Requirement >>
Quote the stretch of the records from their start through the line containing "copies-label: Копий каждого", both ends included.

Data supplied >>

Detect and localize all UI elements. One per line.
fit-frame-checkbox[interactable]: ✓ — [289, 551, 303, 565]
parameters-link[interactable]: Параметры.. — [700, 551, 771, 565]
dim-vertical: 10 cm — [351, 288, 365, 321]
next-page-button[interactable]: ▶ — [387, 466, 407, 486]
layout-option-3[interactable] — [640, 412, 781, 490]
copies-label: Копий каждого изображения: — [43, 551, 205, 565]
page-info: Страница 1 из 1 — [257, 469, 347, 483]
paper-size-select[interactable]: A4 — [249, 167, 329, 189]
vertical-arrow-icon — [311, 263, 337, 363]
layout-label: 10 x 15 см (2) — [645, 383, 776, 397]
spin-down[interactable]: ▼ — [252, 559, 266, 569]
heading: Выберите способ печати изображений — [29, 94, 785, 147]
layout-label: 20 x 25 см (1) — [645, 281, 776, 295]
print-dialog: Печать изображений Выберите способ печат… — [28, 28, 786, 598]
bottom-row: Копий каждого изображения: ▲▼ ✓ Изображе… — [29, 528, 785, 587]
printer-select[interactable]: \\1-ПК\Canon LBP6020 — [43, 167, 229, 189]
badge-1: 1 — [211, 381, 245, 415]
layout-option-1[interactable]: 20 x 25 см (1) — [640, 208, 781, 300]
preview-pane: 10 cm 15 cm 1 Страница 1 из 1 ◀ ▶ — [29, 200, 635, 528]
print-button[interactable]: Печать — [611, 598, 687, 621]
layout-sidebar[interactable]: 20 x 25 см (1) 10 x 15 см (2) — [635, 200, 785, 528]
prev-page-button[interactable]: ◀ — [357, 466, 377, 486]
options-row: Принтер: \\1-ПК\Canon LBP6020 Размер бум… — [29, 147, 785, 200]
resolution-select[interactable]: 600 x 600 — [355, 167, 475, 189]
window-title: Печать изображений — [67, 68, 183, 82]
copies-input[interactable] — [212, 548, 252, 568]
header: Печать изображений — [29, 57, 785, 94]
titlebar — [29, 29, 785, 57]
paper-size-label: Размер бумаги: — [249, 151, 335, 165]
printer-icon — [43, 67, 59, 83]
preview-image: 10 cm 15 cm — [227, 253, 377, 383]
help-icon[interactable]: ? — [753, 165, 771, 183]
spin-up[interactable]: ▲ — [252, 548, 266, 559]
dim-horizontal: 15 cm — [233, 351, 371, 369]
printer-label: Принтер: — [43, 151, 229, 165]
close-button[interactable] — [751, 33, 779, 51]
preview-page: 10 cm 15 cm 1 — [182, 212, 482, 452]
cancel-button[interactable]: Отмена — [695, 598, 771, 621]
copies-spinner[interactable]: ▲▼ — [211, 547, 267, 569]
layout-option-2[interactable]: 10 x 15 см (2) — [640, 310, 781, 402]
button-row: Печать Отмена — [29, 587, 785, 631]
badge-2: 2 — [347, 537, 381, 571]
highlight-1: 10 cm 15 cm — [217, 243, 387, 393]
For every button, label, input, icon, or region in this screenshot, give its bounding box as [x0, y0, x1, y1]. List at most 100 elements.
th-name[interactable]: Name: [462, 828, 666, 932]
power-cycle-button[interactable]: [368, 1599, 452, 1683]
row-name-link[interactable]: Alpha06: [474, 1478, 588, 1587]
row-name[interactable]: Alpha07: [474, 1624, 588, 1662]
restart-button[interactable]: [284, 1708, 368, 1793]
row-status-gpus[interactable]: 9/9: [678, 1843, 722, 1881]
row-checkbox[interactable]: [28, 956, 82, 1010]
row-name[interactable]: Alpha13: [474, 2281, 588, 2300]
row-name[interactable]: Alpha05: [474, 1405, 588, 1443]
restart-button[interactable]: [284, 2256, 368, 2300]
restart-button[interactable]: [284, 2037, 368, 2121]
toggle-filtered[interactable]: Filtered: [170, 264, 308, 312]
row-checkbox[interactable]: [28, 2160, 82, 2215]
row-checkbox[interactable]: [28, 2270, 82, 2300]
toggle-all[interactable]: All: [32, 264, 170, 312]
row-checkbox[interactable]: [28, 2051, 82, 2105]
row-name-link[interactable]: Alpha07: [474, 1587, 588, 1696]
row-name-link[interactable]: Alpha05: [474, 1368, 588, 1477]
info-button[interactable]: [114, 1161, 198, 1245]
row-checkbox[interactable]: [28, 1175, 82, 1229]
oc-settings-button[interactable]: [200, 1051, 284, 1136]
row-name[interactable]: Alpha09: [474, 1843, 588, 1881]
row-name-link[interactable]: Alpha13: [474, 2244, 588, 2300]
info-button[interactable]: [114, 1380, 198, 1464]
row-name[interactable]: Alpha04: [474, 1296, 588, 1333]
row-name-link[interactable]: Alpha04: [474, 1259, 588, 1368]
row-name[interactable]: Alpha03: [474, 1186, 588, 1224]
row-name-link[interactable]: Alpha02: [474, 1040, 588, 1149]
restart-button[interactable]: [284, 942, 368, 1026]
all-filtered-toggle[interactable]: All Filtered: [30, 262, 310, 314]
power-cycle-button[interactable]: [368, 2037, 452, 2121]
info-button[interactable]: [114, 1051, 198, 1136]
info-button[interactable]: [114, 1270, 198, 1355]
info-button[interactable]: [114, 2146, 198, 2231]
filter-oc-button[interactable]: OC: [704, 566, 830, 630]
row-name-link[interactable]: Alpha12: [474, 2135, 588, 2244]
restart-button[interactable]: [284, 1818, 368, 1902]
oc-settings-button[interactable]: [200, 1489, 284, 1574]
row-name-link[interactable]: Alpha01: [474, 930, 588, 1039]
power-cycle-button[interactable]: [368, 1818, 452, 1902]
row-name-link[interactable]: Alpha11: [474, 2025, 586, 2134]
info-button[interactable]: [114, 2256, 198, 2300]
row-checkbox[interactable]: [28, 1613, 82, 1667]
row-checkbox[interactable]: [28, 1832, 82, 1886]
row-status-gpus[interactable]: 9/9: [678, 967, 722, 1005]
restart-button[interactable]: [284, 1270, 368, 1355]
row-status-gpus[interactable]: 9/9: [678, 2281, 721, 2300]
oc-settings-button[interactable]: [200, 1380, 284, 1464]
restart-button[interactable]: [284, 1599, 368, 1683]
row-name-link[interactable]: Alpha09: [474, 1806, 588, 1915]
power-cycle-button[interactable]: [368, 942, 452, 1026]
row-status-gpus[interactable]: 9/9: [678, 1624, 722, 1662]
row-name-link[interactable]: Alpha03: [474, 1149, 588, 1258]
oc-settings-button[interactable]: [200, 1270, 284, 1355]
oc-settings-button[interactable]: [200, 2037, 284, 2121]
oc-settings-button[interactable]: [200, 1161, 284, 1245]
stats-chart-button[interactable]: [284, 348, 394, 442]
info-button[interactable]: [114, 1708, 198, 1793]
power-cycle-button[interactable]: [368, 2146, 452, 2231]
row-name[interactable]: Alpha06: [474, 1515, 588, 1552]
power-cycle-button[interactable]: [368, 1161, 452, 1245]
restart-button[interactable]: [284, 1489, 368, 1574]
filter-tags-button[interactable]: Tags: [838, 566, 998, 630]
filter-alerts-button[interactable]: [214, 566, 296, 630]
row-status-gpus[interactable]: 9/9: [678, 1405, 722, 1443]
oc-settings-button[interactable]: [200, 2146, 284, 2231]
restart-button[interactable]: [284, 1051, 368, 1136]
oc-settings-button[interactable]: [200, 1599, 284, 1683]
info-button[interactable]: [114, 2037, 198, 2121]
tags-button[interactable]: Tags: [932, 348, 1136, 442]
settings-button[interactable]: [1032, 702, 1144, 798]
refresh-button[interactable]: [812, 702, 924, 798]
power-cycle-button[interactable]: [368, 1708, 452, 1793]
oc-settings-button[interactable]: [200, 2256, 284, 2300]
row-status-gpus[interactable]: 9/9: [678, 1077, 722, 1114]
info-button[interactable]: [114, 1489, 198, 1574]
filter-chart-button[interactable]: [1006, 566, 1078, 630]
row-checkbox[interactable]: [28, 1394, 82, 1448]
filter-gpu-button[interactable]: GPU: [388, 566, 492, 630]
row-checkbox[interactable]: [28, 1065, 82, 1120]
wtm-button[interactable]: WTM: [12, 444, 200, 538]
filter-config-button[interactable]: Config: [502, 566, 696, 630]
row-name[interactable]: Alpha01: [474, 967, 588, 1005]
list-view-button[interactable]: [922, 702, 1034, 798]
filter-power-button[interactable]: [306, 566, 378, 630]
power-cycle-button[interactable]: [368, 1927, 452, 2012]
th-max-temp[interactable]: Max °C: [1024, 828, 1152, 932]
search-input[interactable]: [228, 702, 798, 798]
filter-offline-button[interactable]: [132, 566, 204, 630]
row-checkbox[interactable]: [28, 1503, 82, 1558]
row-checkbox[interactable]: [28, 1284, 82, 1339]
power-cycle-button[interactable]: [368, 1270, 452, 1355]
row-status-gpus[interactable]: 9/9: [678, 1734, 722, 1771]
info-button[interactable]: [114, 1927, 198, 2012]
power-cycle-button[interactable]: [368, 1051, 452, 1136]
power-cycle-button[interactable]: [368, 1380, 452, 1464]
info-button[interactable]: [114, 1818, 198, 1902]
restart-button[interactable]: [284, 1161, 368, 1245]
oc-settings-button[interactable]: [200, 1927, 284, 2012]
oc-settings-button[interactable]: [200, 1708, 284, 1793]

Answer to the problem >>
Detect and localize all UI elements. One per line.
fit-frame-checkbox[interactable]: ✓ — [289, 551, 303, 565]
parameters-link[interactable]: Параметры.. — [700, 551, 771, 565]
dim-vertical: 10 cm — [351, 288, 365, 321]
next-page-button[interactable]: ▶ — [387, 466, 407, 486]
layout-option-3[interactable] — [640, 412, 781, 490]
copies-label: Копий каждого изображения: — [43, 551, 205, 565]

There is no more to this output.